**Task to complete**: Locate every line that holds the string "type" and copy it.

**Data supplied**:
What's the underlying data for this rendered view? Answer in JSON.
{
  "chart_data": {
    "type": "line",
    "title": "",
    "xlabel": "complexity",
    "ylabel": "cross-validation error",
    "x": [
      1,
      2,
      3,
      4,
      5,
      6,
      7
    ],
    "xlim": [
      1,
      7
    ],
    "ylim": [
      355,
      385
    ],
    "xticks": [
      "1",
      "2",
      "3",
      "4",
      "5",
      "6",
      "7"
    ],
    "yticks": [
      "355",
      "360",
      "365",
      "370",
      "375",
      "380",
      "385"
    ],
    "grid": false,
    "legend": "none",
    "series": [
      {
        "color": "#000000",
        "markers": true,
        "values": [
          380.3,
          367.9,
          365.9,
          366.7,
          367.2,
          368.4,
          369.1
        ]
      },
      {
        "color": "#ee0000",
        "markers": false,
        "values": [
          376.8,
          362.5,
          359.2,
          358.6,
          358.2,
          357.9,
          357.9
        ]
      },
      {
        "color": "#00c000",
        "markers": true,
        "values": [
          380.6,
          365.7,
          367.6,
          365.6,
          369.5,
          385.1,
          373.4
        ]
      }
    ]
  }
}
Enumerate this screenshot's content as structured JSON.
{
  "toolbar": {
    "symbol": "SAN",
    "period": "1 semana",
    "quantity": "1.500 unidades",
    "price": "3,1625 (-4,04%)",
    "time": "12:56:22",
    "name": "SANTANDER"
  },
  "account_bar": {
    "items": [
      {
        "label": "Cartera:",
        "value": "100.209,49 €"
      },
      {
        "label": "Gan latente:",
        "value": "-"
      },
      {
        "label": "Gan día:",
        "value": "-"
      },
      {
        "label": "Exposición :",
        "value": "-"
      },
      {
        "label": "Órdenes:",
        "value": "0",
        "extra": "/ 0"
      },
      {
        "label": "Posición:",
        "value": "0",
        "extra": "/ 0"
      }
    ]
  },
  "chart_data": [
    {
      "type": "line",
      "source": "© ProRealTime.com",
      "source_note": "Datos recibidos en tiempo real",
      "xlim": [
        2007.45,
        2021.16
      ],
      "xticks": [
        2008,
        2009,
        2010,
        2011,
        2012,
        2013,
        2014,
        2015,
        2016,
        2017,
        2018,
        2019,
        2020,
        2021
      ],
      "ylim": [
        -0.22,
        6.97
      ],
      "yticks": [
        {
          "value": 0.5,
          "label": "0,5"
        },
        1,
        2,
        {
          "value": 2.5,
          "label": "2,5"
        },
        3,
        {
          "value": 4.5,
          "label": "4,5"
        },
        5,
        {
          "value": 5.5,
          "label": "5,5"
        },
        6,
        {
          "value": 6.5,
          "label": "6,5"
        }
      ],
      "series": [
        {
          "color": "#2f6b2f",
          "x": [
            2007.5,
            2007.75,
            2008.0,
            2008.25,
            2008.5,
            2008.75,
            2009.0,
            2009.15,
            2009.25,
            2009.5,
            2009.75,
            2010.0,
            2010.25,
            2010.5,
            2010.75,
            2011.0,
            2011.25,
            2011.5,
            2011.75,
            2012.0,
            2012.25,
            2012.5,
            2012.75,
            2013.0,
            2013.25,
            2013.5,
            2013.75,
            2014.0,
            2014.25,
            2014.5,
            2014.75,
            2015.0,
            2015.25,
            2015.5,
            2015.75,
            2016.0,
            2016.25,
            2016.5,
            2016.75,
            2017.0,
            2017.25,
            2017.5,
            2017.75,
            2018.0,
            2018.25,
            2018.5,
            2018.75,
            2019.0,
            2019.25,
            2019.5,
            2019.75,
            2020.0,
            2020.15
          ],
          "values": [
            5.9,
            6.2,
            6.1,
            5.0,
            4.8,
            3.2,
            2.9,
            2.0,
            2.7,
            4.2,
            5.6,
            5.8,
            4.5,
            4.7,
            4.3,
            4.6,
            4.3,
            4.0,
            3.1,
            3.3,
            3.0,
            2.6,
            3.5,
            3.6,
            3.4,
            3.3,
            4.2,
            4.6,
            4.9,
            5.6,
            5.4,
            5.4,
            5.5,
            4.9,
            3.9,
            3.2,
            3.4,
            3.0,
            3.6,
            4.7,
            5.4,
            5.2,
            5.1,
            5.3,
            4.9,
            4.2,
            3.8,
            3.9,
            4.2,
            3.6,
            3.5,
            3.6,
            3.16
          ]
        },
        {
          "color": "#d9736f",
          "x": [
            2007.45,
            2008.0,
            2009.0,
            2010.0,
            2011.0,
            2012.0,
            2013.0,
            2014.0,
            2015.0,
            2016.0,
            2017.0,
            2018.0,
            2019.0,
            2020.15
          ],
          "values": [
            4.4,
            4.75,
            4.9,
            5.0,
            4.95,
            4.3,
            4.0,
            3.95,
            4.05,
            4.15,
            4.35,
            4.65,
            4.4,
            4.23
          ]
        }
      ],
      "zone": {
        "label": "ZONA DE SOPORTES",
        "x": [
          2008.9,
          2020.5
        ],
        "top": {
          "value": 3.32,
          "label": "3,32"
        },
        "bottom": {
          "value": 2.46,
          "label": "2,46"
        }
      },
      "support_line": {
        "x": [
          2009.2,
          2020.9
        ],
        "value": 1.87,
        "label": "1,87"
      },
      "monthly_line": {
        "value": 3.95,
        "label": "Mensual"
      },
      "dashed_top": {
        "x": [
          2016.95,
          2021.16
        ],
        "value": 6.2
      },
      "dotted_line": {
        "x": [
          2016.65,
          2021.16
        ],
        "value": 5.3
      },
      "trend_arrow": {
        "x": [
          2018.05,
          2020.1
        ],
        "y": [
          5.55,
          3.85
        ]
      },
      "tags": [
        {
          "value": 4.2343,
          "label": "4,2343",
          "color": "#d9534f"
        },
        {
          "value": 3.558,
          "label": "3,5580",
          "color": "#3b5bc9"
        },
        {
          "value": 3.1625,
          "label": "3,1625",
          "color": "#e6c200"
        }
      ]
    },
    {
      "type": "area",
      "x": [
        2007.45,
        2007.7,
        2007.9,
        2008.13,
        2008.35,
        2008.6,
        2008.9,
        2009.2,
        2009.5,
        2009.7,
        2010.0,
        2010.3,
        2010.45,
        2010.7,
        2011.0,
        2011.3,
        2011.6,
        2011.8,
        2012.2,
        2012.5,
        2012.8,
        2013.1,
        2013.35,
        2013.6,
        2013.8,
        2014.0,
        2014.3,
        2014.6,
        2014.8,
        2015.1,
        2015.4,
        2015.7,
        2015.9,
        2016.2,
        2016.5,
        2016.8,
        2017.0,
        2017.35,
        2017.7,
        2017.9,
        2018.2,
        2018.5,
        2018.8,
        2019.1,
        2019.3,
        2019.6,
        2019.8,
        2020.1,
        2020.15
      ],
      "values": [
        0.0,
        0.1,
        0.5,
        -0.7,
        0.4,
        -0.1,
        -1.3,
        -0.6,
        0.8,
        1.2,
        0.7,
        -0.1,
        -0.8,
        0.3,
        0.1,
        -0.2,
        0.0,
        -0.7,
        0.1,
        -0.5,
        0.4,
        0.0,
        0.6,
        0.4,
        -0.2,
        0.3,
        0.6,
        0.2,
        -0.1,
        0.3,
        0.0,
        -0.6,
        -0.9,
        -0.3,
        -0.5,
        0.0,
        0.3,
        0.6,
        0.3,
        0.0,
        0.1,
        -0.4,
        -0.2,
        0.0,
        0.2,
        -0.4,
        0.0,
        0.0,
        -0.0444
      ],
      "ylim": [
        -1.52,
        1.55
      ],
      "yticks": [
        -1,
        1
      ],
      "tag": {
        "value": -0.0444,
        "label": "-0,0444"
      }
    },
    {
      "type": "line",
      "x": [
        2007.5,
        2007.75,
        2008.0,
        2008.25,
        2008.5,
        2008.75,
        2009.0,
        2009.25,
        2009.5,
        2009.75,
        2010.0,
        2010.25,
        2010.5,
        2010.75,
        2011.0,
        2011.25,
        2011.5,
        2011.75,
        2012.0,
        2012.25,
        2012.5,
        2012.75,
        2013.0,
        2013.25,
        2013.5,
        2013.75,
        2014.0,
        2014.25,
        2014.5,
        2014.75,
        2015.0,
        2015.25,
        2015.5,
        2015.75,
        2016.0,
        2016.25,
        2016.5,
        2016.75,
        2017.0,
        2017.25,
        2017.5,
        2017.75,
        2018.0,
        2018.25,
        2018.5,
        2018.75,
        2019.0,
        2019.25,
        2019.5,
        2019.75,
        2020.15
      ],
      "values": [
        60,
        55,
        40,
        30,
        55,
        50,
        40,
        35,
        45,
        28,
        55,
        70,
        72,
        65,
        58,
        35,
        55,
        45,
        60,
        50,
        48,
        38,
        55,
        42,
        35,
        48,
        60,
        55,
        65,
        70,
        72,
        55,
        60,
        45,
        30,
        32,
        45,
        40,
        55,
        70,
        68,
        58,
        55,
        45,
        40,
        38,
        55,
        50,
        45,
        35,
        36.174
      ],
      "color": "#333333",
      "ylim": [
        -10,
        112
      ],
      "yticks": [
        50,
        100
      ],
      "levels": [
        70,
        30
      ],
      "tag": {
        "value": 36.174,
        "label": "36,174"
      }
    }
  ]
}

**Expected answer**:
    "type": "line",
      "type": "line",
      "type": "area",
      "type": "line",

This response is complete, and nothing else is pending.